Instructions for the task:
Check every line below for the word "verified" and copy each one that has it.

Data items:

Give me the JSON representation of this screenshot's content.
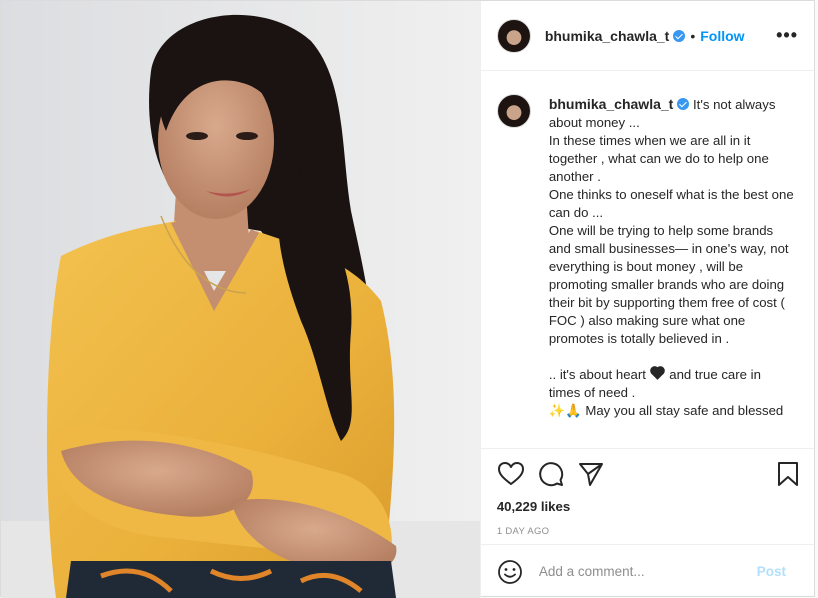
{
  "post": {
    "author": "bhumika_chawla_t",
    "follow_label": "Follow",
    "dot": "•",
    "more_label": "•••",
    "caption_lines": [
      "It's not always about money ...",
      "In these times when we are all in it together , what can we do to help one another .",
      "One thinks to oneself what is the best one can do ...",
      "One will be trying to help some brands and small businesses— in one's way, not everything is bout money , will be promoting smaller brands who are doing their bit by supporting them free of cost ( FOC ) also making sure what one promotes is totally believed in ."
    ],
    "closing_before_heart": ".. it's about heart",
    "closing_after_heart": "and true care in times of need .",
    "closing_emoji": "✨🙏",
    "closing_last": "May you all stay safe and blessed",
    "likes": "40,229 likes",
    "time": "1 DAY AGO",
    "comment_placeholder": "Add a comment...",
    "post_button": "Post"
  },
  "icons": {
    "like": "heart-icon",
    "comment": "comment-icon",
    "share": "share-icon",
    "save": "bookmark-icon",
    "emoji": "smiley-icon",
    "verified": "verified-badge-icon"
  },
  "colors": {
    "accent": "#0095f6",
    "verified": "#3897f0",
    "post_disabled": "#b2dffc",
    "shirt": "#f0b840"
  }
}
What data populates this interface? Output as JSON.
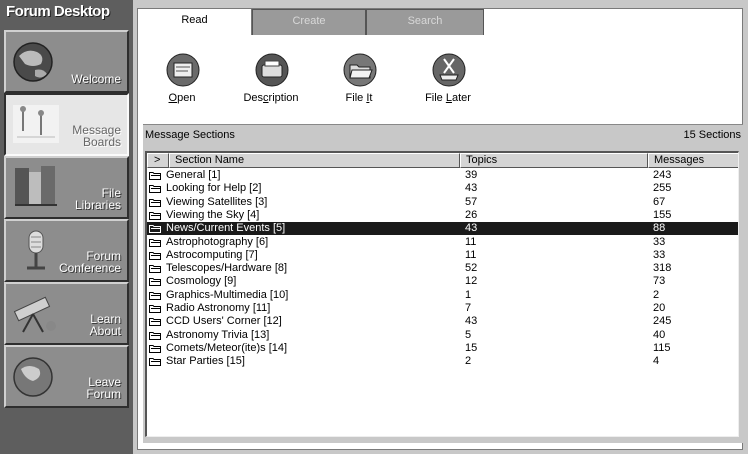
{
  "app": {
    "title": "Forum Desktop"
  },
  "sidebar": {
    "items": [
      {
        "label": "Welcome",
        "icon": "globe-icon",
        "active": false
      },
      {
        "label": "Message\nBoards",
        "icon": "pushpins-icon",
        "active": true
      },
      {
        "label": "File\nLibraries",
        "icon": "books-icon",
        "active": false
      },
      {
        "label": "Forum\nConference",
        "icon": "microphone-icon",
        "active": false
      },
      {
        "label": "Learn\nAbout",
        "icon": "telescope-icon",
        "active": false
      },
      {
        "label": "Leave\nForum",
        "icon": "globe-exit-icon",
        "active": false
      }
    ]
  },
  "tabs": [
    {
      "label": "Read",
      "active": true
    },
    {
      "label": "Create",
      "active": false
    },
    {
      "label": "Search",
      "active": false
    }
  ],
  "toolbar": {
    "open_label": "pen",
    "open_mnemonic": "O",
    "description_label_pre": "Des",
    "description_mnemonic": "c",
    "description_label_post": "ription",
    "file_it_label": "File ",
    "file_it_mnemonic": "I",
    "file_it_label_post": "t",
    "file_later_label": "File ",
    "file_later_mnemonic": "L",
    "file_later_label_post": "ater"
  },
  "sections": {
    "title": "Message Sections",
    "count_label": "15 Sections",
    "columns": {
      "expand": ">",
      "name": "Section Name",
      "topics": "Topics",
      "messages": "Messages"
    },
    "rows": [
      {
        "name": "General [1]",
        "topics": "39",
        "messages": "243",
        "selected": false
      },
      {
        "name": "Looking for Help [2]",
        "topics": "43",
        "messages": "255",
        "selected": false
      },
      {
        "name": "Viewing Satellites [3]",
        "topics": "57",
        "messages": "67",
        "selected": false
      },
      {
        "name": "Viewing the Sky [4]",
        "topics": "26",
        "messages": "155",
        "selected": false
      },
      {
        "name": "News/Current Events [5]",
        "topics": "43",
        "messages": "88",
        "selected": true
      },
      {
        "name": "Astrophotography [6]",
        "topics": "11",
        "messages": "33",
        "selected": false
      },
      {
        "name": "Astrocomputing [7]",
        "topics": "11",
        "messages": "33",
        "selected": false
      },
      {
        "name": "Telescopes/Hardware [8]",
        "topics": "52",
        "messages": "318",
        "selected": false
      },
      {
        "name": "Cosmology [9]",
        "topics": "12",
        "messages": "73",
        "selected": false
      },
      {
        "name": "Graphics-Multimedia [10]",
        "topics": "1",
        "messages": "2",
        "selected": false
      },
      {
        "name": "Radio Astronomy [11]",
        "topics": "7",
        "messages": "20",
        "selected": false
      },
      {
        "name": "CCD Users' Corner [12]",
        "topics": "43",
        "messages": "245",
        "selected": false
      },
      {
        "name": "Astronomy Trivia [13]",
        "topics": "5",
        "messages": "40",
        "selected": false
      },
      {
        "name": "Comets/Meteor(ite)s [14]",
        "topics": "15",
        "messages": "115",
        "selected": false
      },
      {
        "name": "Star Parties [15]",
        "topics": "2",
        "messages": "4",
        "selected": false
      }
    ]
  }
}
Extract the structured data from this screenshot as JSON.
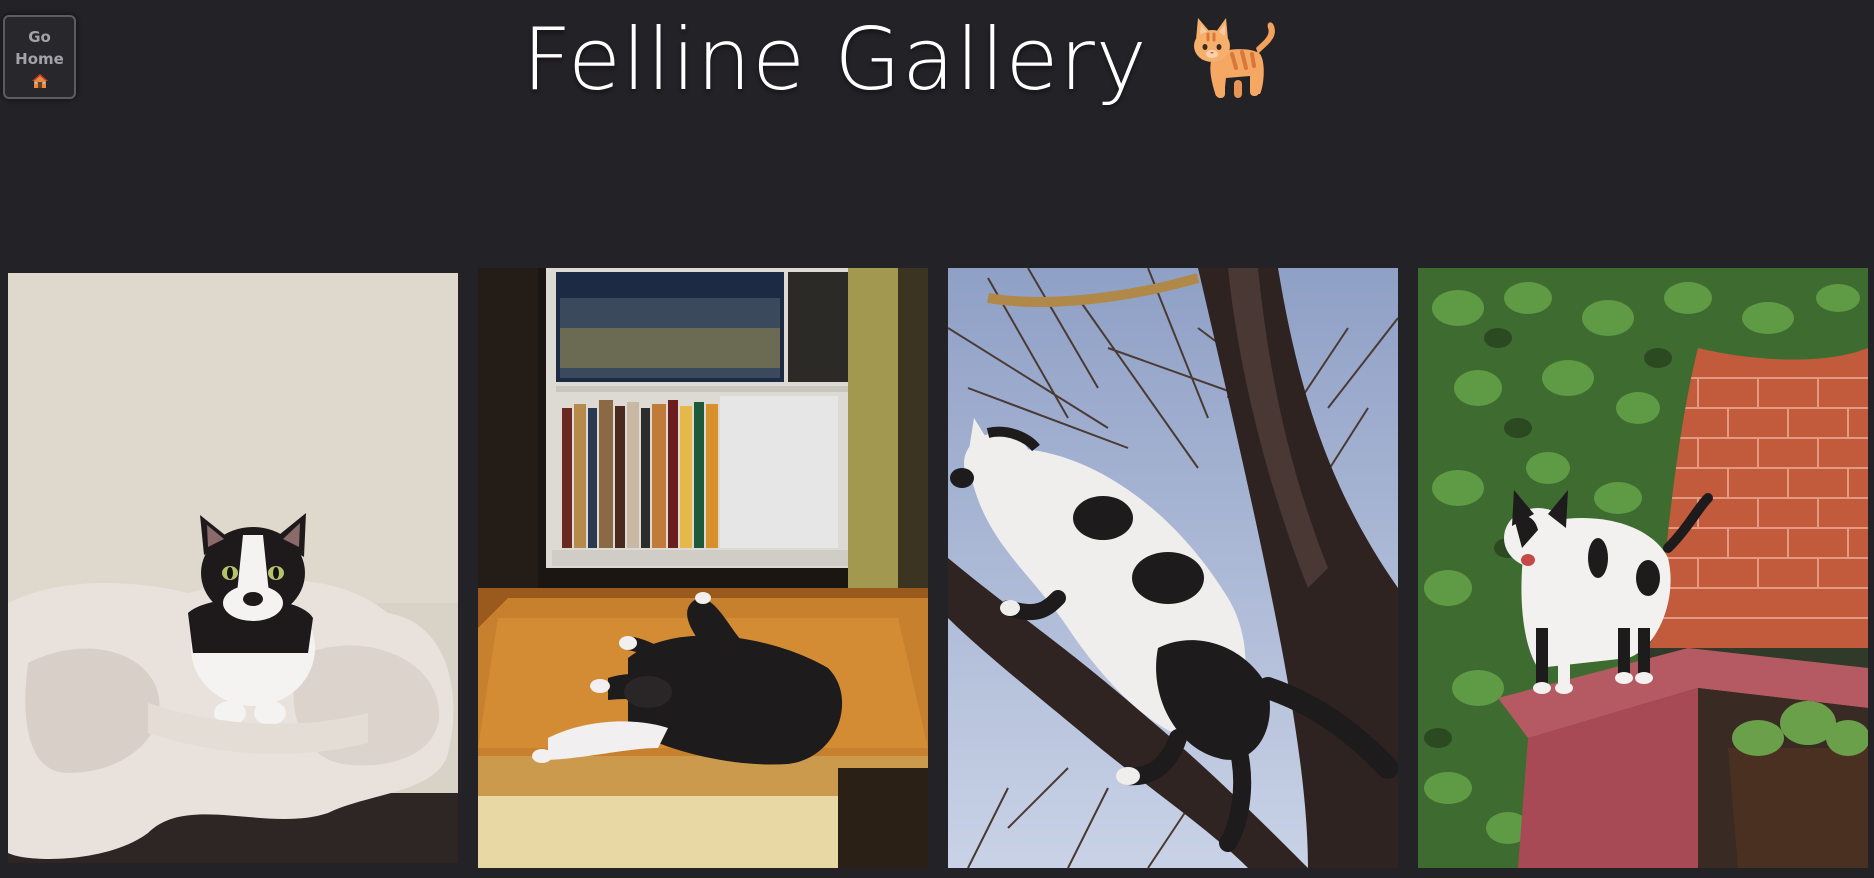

Correct answer:
    "verified": "verified-badge-icon"
    "verified": "#3897f0",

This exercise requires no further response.